Required work:
1. In the Docxpresso documentation, what is the default value of the method key in the context option?
2. Repeat everything in the Docxpresso documentation from "This also applies" down to "deeper into details.".
3. Please write the next part of the Docxpresso documentation, starting right after its last sentence.

General considerations

Docxpresso is a general tool to generate online reports and business documentation in PDF, ODF, Word and RTF formats that, among other possibilities, allows for the insertion and styling of its contents using HTML5 and CSS.

Even if you can generate with Docxpresso pretty sophisticated documents using HTML5 code, Docxpresso is not meant as a tool to exactly reproduce an arbitrary web page. If nice formatting is a must you may need to carefully craft the HTML and CSS code so you render a version of the web page that better adapts to the limitations of paged media.

In order to better support some general document components not covered by the HTML5 standard Docxpresso extends it in a simple way to include:

  • Footnotes and endnotes
  • Charts
  • Page numbering
  • Table of Contents
  • Math

Moreover we have adapted to what we considered as their natural “paged document” equivalents some of the standard HTML5 tags like:

  • header and footer,
  • section,
  • table header,
  • etcetera.

This also applies to a few CSS properties that have been reinterpreted to better suite the needs of standard paged media.

Let us get now deeper into details.

The html method

The html method is the one responsible for the insertion of HTML code.

The html method accepts the input HTML and CSS code as a string or as a URL and parses internally its contents to convert them into standard document elements.

Although the use of HTML+CSS code shows very convenient most of the times one should be aware that the parsing of complicated stylesheets aand intricate HTML code suck up resources and computing time, so if you are planning to generate a very long document and high performance is a must we strongly recommend to make direct use of the full Docxpresso API.

The html method public API is given by:

Signature

public html ($options)

Parameters

  • $options (type: array). This array has the following available keys and values:

    • baseURL (type: string). If set enforces the base URL used for relative paths, otherwise it will be autodetected.
    • context (type: array). This option is only taken into account if we need to fetch the HTML code via a http request. Its use is optional and if not set standard values, valid in the majority of cases, will be used.This option sets the http context (headers) for the http request. Depending on the server this option may be mandatory, i.e. the server will not return anything unless it receives this additional info. The keys and values are( see: http://www.php.net/manual/en/context.http.php for a more detailed information):
      • method (type: string, default:GET). The possible values are GET or POST.
      • header (type: array). An array with the required headers that may include among others: ‘Referer’, ‘User-agent’, ‘Referer’, ‘Connection’, …
      • proxy (type: array). The address of the proxy server (if any).

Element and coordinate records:
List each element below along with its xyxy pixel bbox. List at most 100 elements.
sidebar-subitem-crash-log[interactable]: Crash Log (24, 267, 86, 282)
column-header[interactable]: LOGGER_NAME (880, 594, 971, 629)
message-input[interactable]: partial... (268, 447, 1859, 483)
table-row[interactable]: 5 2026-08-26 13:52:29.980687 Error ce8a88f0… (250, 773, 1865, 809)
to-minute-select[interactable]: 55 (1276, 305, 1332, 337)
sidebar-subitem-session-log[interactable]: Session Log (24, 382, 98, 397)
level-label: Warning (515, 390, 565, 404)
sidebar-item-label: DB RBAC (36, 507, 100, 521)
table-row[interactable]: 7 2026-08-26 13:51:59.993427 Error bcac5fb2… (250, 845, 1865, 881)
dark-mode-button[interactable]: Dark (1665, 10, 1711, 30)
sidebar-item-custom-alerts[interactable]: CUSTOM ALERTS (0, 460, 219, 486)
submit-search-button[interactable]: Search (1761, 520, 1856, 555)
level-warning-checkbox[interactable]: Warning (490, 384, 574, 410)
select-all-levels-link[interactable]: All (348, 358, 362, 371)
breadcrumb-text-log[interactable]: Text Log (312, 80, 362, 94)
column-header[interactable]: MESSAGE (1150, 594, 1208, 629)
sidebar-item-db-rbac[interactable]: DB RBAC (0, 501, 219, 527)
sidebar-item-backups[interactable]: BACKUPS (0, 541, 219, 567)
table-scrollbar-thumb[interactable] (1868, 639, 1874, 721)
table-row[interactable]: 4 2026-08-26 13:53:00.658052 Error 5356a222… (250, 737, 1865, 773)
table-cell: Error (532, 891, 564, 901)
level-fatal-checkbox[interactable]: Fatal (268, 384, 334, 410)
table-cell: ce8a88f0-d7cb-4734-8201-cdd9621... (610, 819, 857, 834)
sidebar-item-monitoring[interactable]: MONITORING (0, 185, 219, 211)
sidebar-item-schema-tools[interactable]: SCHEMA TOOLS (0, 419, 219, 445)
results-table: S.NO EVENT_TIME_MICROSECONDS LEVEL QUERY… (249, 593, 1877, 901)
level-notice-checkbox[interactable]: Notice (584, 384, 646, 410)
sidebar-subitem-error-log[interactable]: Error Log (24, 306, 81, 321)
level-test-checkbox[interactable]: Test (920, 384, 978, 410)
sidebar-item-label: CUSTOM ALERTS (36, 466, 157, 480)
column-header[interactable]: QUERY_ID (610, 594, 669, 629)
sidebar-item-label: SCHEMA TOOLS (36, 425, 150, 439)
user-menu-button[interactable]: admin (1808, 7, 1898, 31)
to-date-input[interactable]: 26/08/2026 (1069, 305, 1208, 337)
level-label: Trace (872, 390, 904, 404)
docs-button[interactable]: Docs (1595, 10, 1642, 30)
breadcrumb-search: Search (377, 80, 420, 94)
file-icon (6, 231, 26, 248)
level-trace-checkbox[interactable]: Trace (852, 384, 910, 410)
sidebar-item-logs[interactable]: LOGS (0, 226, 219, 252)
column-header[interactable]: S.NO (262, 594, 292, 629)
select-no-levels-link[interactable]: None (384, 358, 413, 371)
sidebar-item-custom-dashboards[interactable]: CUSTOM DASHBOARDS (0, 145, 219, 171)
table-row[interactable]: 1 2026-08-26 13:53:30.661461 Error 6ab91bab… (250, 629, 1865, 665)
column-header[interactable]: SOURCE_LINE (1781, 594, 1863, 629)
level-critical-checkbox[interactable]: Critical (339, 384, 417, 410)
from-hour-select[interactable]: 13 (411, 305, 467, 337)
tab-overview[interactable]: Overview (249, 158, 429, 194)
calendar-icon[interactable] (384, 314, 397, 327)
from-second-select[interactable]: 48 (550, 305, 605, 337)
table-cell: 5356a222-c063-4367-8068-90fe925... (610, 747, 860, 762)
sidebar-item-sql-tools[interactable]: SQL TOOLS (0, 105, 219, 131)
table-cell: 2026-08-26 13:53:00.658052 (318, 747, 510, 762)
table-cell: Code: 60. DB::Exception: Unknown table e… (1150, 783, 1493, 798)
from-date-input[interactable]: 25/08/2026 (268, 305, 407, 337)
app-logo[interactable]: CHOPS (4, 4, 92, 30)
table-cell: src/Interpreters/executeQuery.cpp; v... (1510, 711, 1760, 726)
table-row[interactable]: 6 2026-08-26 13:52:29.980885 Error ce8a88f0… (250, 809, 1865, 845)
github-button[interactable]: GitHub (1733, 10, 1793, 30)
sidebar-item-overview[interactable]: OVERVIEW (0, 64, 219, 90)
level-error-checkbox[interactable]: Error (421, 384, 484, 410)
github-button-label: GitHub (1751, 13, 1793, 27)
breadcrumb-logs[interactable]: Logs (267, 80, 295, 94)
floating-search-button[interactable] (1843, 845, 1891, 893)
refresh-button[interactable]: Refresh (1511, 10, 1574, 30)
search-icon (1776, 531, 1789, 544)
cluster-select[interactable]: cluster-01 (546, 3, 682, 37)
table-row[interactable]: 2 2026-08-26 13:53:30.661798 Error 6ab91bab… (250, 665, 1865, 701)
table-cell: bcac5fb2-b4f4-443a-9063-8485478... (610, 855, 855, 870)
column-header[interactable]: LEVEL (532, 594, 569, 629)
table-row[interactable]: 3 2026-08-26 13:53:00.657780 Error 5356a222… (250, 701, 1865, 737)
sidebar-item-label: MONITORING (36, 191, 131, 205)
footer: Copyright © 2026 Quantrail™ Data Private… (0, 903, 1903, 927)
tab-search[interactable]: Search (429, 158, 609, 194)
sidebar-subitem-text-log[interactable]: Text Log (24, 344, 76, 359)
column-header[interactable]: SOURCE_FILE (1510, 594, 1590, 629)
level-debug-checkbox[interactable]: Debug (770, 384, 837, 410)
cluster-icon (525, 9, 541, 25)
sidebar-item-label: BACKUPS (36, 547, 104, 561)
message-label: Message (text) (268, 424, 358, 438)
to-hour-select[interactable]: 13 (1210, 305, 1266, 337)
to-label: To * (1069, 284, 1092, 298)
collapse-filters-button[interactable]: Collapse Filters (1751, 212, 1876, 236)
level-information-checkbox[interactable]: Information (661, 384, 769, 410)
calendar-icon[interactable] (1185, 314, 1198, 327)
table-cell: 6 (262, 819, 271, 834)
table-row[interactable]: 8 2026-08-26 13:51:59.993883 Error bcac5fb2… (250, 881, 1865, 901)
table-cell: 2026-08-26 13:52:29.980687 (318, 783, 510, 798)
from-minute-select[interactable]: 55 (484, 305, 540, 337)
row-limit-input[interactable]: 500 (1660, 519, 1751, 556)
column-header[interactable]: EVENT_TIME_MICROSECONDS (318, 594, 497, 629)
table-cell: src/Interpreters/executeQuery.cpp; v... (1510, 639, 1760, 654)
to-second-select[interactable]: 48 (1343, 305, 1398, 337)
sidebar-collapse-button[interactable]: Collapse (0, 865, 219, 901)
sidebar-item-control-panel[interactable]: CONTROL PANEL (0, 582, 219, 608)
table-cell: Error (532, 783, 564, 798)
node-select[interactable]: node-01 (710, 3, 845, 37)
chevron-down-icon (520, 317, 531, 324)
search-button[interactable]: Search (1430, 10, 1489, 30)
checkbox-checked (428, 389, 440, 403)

Answers to the exercises:
1. GET

2.
This also applies to a few CSS properties that have been reinterpreted to better suite the needs of standard paged media.

Let us get now deeper into details.

3.
      • request_fulluri (type: boolean, default: false).
      • follow_location (type: integer). Follow Location header redirects. Set to 0 to disable. Default value is 1.
      • max_redirects (type: integer).The maximum number of redirects to follow. If 1 or less means that no redirects are followed (default is 20).
      • protocol_version (type: string, , default: 1.0). HTTP protocol version.
    • encoding (type: string). If set enforces the encoding to be used otherwise it will be autodetected. Whenever possible we recommend to use UTF-8 encoding (the native encoding of Docxpresso).
    • html (type: string). It can be a string of HTML + CSS code or the path to the the path to the HTML file if the ‘isFile’ option is set to true.
    • isFile (type: boolean, default: false). Set to true if the HTML code has to be retrieved from a external (remote or not) file. Default value is false, i.e. the HTML is given as a string.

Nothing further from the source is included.